- DATASET ENTRIES
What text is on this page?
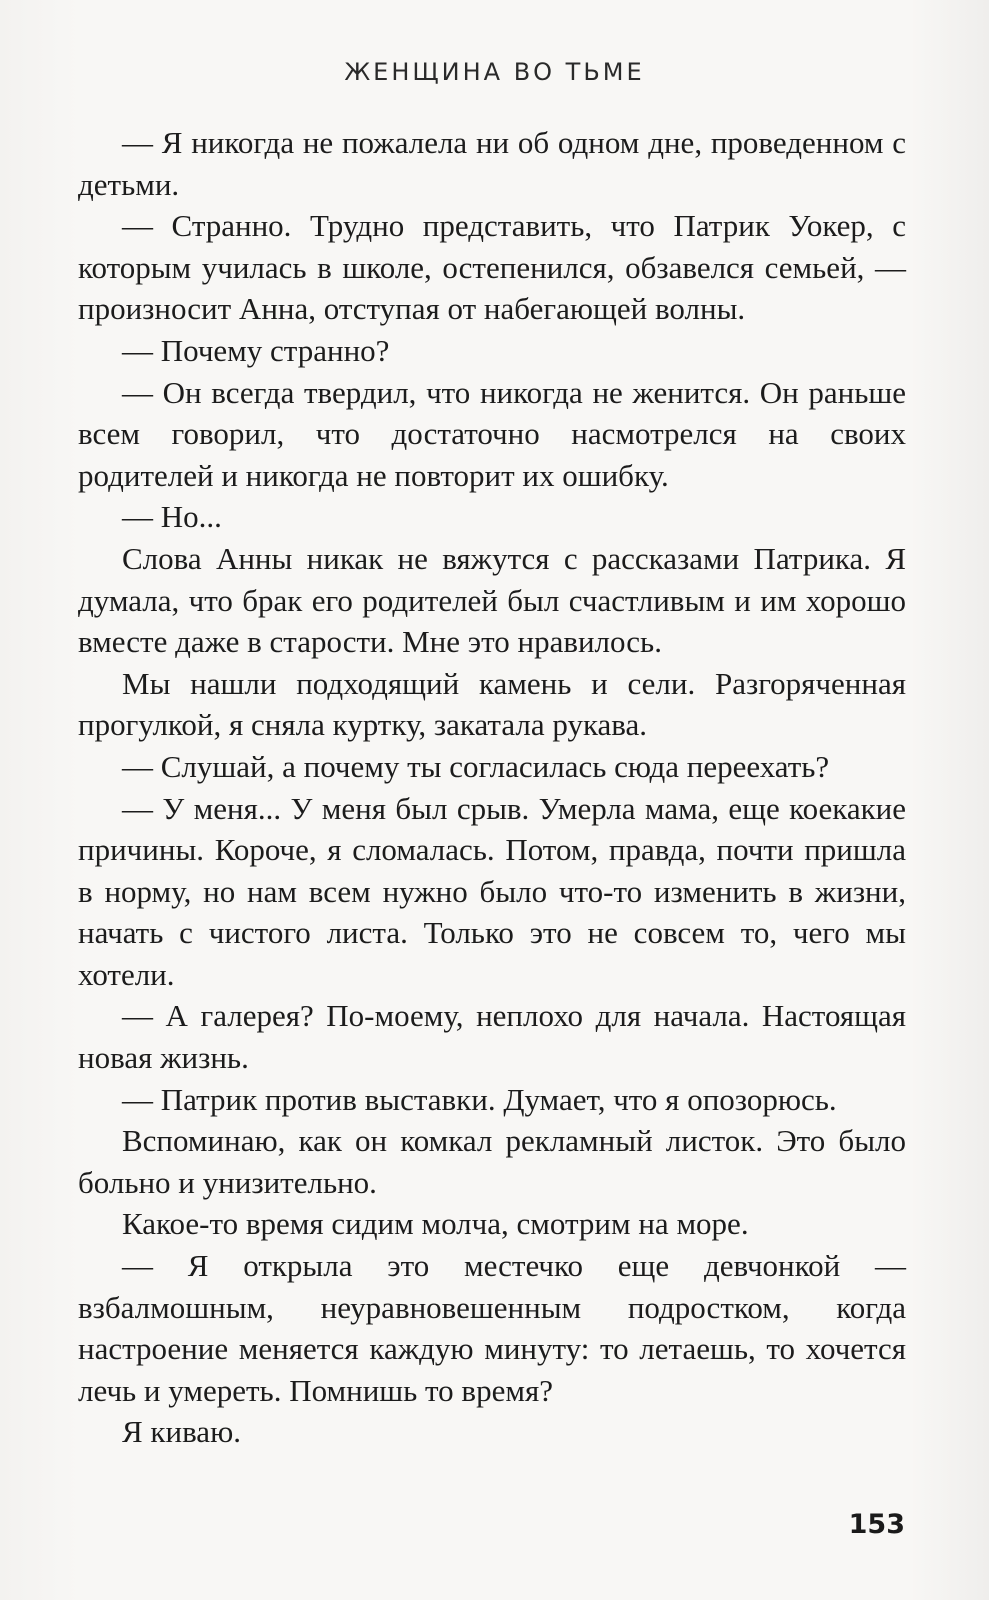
ЖЕНЩИНА ВО ТЬМЕ

— Я никогда не пожалела ни об одном дне, проведенном с детьми.

— Странно. Трудно представить, что Патрик Уокер, с которым училась в школе, остепенился, обзавелся семьей, — произносит Анна, отступая от набегающей волны.

— Почему странно?

— Он всегда твердил, что никогда не женится. Он раньше всем говорил, что достаточно насмотрелся на своих родителей и никогда не повторит их ошибку.

— Но...

Слова Анны никак не вяжутся с рассказами Патрика. Я думала, что брак его родителей был счастливым и им хорошо вместе даже в старости. Мне это нравилось.

Мы нашли подходящий камень и сели. Разгоряченная прогулкой, я сняла куртку, закатала рукава.

— Слушай, а почему ты согласилась сюда переехать?

— У меня... У меня был срыв. Умерла мама, еще коекакие причины. Короче, я сломалась. Потом, правда, почти пришла в норму, но нам всем нужно было что-то изменить в жизни, начать с чистого листа. Только это не совсем то, чего мы хотели.

— А галерея? По-моему, неплохо для начала. Настоящая новая жизнь.

— Патрик против выставки. Думает, что я опозорюсь.

Вспоминаю, как он комкал рекламный листок. Это было больно и унизительно.

Какое-то время сидим молча, смотрим на море.

— Я открыла это местечко еще девчонкой — взбалмошным, неуравновешенным подростком, когда настроение меняется каждую минуту: то летаешь, то хочется лечь и умереть. Помнишь то время?

Я киваю.

153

- YOUR INSTRUCTIONS
What is needed is an exact reproduction of the data, pictures excluded.

- COMPLETE OUTPUT
What text is on this page?
ЖЕНЩИНА ВО ТЬМЕ

— Я никогда не пожалела ни об одном дне, проведенном с детьми.

— Странно. Трудно представить, что Патрик Уокер, с которым училась в школе, остепенился, обзавелся семьей, — произносит Анна, отступая от набегающей волны.

— Почему странно?

— Он всегда твердил, что никогда не женится. Он раньше всем говорил, что достаточно насмотрелся на своих родителей и никогда не повторит их ошибку.

— Но...

Слова Анны никак не вяжутся с рассказами Патрика. Я думала, что брак его родителей был счастливым и им хорошо вместе даже в старости. Мне это нравилось.

Мы нашли подходящий камень и сели. Разгоряченная прогулкой, я сняла куртку, закатала рукава.

— Слушай, а почему ты согласилась сюда переехать?

— У меня... У меня был срыв. Умерла мама, еще коекакие причины. Короче, я сломалась. Потом, правда, почти пришла в норму, но нам всем нужно было что-то изменить в жизни, начать с чистого листа. Только это не совсем то, чего мы хотели.

— А галерея? По-моему, неплохо для начала. Настоящая новая жизнь.

— Патрик против выставки. Думает, что я опозорюсь.

Вспоминаю, как он комкал рекламный листок. Это было больно и унизительно.

Какое-то время сидим молча, смотрим на море.

— Я открыла это местечко еще девчонкой — взбалмошным, неуравновешенным подростком, когда настроение меняется каждую минуту: то летаешь, то хочется лечь и умереть. Помнишь то время?

Я киваю.

153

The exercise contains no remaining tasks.